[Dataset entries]
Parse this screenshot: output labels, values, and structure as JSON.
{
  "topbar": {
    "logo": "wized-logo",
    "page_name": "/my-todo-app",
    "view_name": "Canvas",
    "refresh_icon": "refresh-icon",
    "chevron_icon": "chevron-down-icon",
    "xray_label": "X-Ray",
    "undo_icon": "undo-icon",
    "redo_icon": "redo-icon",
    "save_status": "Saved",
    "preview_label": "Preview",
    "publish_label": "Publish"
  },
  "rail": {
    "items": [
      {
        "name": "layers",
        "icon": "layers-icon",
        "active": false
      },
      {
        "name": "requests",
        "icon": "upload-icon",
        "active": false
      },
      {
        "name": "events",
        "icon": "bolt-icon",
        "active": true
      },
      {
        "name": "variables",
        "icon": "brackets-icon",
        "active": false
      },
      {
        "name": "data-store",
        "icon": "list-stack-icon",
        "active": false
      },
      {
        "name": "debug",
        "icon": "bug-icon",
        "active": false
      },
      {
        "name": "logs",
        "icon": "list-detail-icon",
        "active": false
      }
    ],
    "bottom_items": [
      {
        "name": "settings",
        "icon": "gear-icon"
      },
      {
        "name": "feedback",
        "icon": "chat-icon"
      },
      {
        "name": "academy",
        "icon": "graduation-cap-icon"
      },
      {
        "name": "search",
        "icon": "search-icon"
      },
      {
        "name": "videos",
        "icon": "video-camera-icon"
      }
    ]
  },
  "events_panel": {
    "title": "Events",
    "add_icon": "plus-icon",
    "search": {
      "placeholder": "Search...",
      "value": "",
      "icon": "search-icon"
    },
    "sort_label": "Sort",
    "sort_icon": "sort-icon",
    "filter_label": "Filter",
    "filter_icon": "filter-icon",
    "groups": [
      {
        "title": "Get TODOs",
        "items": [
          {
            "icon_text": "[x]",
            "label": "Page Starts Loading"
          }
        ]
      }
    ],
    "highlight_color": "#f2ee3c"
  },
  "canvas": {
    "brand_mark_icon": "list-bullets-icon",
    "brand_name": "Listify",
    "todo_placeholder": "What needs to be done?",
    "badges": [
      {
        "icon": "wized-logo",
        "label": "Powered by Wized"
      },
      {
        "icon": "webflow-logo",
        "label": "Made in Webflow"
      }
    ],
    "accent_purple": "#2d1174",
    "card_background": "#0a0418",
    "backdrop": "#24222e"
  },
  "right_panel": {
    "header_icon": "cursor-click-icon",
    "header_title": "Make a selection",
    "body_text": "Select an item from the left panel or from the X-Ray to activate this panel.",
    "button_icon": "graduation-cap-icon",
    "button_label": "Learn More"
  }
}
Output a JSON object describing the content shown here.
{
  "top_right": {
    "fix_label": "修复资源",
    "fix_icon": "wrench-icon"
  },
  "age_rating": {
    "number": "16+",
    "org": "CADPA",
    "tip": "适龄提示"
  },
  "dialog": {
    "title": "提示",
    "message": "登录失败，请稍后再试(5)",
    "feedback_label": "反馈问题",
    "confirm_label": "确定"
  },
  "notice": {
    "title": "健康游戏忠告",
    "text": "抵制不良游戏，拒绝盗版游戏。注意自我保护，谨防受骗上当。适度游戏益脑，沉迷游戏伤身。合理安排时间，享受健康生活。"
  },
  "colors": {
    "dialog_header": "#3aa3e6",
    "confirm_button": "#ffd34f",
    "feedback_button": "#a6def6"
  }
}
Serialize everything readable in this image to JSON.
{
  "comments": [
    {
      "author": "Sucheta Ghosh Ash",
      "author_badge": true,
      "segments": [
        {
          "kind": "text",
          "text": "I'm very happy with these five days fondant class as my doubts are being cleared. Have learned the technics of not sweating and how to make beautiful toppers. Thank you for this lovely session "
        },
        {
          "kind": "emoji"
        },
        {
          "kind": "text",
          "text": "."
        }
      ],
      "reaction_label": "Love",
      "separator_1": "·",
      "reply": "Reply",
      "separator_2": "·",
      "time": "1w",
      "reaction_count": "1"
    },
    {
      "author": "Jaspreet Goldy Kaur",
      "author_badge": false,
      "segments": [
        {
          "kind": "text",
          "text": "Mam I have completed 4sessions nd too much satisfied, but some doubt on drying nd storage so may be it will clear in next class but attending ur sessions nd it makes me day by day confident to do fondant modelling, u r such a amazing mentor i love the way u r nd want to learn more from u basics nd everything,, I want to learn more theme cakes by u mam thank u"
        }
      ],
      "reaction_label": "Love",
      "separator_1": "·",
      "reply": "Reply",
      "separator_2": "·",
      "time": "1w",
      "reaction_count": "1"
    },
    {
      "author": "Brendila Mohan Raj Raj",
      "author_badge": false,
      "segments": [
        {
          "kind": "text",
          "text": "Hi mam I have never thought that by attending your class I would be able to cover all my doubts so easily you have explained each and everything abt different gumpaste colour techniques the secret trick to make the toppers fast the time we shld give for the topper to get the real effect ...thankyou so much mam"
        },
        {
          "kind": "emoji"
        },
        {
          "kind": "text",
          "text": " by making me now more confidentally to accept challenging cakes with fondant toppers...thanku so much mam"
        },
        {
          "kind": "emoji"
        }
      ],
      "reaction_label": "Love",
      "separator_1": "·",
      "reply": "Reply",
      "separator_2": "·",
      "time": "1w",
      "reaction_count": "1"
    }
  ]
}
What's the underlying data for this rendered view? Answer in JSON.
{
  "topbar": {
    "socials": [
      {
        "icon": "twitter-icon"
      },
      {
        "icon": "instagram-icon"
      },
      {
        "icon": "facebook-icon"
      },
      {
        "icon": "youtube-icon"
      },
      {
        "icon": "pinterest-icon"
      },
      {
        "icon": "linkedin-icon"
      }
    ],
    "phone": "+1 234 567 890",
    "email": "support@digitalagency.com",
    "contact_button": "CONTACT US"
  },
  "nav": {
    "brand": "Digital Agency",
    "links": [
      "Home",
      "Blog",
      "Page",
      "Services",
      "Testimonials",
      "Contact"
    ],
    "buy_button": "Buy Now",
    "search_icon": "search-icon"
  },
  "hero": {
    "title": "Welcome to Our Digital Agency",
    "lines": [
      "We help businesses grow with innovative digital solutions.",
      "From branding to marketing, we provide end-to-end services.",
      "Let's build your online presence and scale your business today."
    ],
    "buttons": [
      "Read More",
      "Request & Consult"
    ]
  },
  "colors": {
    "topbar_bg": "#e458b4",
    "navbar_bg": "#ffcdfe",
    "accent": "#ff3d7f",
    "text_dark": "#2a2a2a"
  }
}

## Stated task
Write out the records above again, keeping each one identical to the original.

## Solution below
Parse this screenshot: output labels, values, and structure as JSON.
{
  "topbar": {
    "logo": "wized-logo",
    "page_name": "/my-todo-app",
    "view_name": "Canvas",
    "refresh_icon": "refresh-icon",
    "chevron_icon": "chevron-down-icon",
    "xray_label": "X-Ray",
    "undo_icon": "undo-icon",
    "redo_icon": "redo-icon",
    "save_status": "Saved",
    "preview_label": "Preview",
    "publish_label": "Publish"
  },
  "rail": {
    "items": [
      {
        "name": "layers",
        "icon": "layers-icon",
        "active": false
      },
      {
        "name": "requests",
        "icon": "upload-icon",
        "active": false
      },
      {
        "name": "events",
        "icon": "bolt-icon",
        "active": true
      },
      {
        "name": "variables",
        "icon": "brackets-icon",
        "active": false
      },
      {
        "name": "data-store",
        "icon": "list-stack-icon",
        "active": false
      },
      {
        "name": "debug",
        "icon": "bug-icon",
        "active": false
      },
      {
        "name": "logs",
        "icon": "list-detail-icon",
        "active": false
      }
    ],
    "bottom_items": [
      {
        "name": "settings",
        "icon": "gear-icon"
      },
      {
        "name": "feedback",
        "icon": "chat-icon"
      },
      {
        "name": "academy",
        "icon": "graduation-cap-icon"
      },
      {
        "name": "search",
        "icon": "search-icon"
      },
      {
        "name": "videos",
        "icon": "video-camera-icon"
      }
    ]
  },
  "events_panel": {
    "title": "Events",
    "add_icon": "plus-icon",
    "search": {
      "placeholder": "Search...",
      "value": "",
      "icon": "search-icon"
    },
    "sort_label": "Sort",
    "sort_icon": "sort-icon",
    "filter_label": "Filter",
    "filter_icon": "filter-icon",
    "groups": [
      {
        "title": "Get TODOs",
        "items": [
          {
            "icon_text": "[x]",
            "label": "Page Starts Loading"
          }
        ]
      }
    ],
    "highlight_color": "#f2ee3c"
  },
  "canvas": {
    "brand_mark_icon": "list-bullets-icon",
    "brand_name": "Listify",
    "todo_placeholder": "What needs to be done?",
    "badges": [
      {
        "icon": "wized-logo",
        "label": "Powered by Wized"
      },
      {
        "icon": "webflow-logo",
        "label": "Made in Webflow"
      }
    ],
    "accent_purple": "#2d1174",
    "card_background": "#0a0418",
    "backdrop": "#24222e"
  },
  "right_panel": {
    "header_icon": "cursor-click-icon",
    "header_title": "Make a selection",
    "body_text": "Select an item from the left panel or from the X-Ray to activate this panel.",
    "button_icon": "graduation-cap-icon",
    "button_label": "Learn More"
  }
}
Output a JSON object describing the content shown here.
{
  "top_right": {
    "fix_label": "修复资源",
    "fix_icon": "wrench-icon"
  },
  "age_rating": {
    "number": "16+",
    "org": "CADPA",
    "tip": "适龄提示"
  },
  "dialog": {
    "title": "提示",
    "message": "登录失败，请稍后再试(5)",
    "feedback_label": "反馈问题",
    "confirm_label": "确定"
  },
  "notice": {
    "title": "健康游戏忠告",
    "text": "抵制不良游戏，拒绝盗版游戏。注意自我保护，谨防受骗上当。适度游戏益脑，沉迷游戏伤身。合理安排时间，享受健康生活。"
  },
  "colors": {
    "dialog_header": "#3aa3e6",
    "confirm_button": "#ffd34f",
    "feedback_button": "#a6def6"
  }
}
Serialize everything readable in this image to JSON.
{
  "comments": [
    {
      "author": "Sucheta Ghosh Ash",
      "author_badge": true,
      "segments": [
        {
          "kind": "text",
          "text": "I'm very happy with these five days fondant class as my doubts are being cleared. Have learned the technics of not sweating and how to make beautiful toppers. Thank you for this lovely session "
        },
        {
          "kind": "emoji"
        },
        {
          "kind": "text",
          "text": "."
        }
      ],
      "reaction_label": "Love",
      "separator_1": "·",
      "reply": "Reply",
      "separator_2": "·",
      "time": "1w",
      "reaction_count": "1"
    },
    {
      "author": "Jaspreet Goldy Kaur",
      "author_badge": false,
      "segments": [
        {
          "kind": "text",
          "text": "Mam I have completed 4sessions nd too much satisfied, but some doubt on drying nd storage so may be it will clear in next class but attending ur sessions nd it makes me day by day confident to do fondant modelling, u r such a amazing mentor i love the way u r nd want to learn more from u basics nd everything,, I want to learn more theme cakes by u mam thank u"
        }
      ],
      "reaction_label": "Love",
      "separator_1": "·",
      "reply": "Reply",
      "separator_2": "·",
      "time": "1w",
      "reaction_count": "1"
    },
    {
      "author": "Brendila Mohan Raj Raj",
      "author_badge": false,
      "segments": [
        {
          "kind": "text",
          "text": "Hi mam I have never thought that by attending your class I would be able to cover all my doubts so easily you have explained each and everything abt different gumpaste colour techniques the secret trick to make the toppers fast the time we shld give for the topper to get the real effect ...thankyou so much mam"
        },
        {
          "kind": "emoji"
        },
        {
          "kind": "text",
          "text": " by making me now more confidentally to accept challenging cakes with fondant toppers...thanku so much mam"
        },
        {
          "kind": "emoji"
        }
      ],
      "reaction_label": "Love",
      "separator_1": "·",
      "reply": "Reply",
      "separator_2": "·",
      "time": "1w",
      "reaction_count": "1"
    }
  ]
}
What's the underlying data for this rendered view? Answer in JSON.
{
  "topbar": {
    "socials": [
      {
        "icon": "twitter-icon"
      },
      {
        "icon": "instagram-icon"
      },
      {
        "icon": "facebook-icon"
      },
      {
        "icon": "youtube-icon"
      },
      {
        "icon": "pinterest-icon"
      },
      {
        "icon": "linkedin-icon"
      }
    ],
    "phone": "+1 234 567 890",
    "email": "support@digitalagency.com",
    "contact_button": "CONTACT US"
  },
  "nav": {
    "brand": "Digital Agency",
    "links": [
      "Home",
      "Blog",
      "Page",
      "Services",
      "Testimonials",
      "Contact"
    ],
    "buy_button": "Buy Now",
    "search_icon": "search-icon"
  },
  "hero": {
    "title": "Welcome to Our Digital Agency",
    "lines": [
      "We help businesses grow with innovative digital solutions.",
      "From branding to marketing, we provide end-to-end services.",
      "Let's build your online presence and scale your business today."
    ],
    "buttons": [
      "Read More",
      "Request & Consult"
    ]
  },
  "colors": {
    "topbar_bg": "#e458b4",
    "navbar_bg": "#ffcdfe",
    "accent": "#ff3d7f",
    "text_dark": "#2a2a2a"
  }
}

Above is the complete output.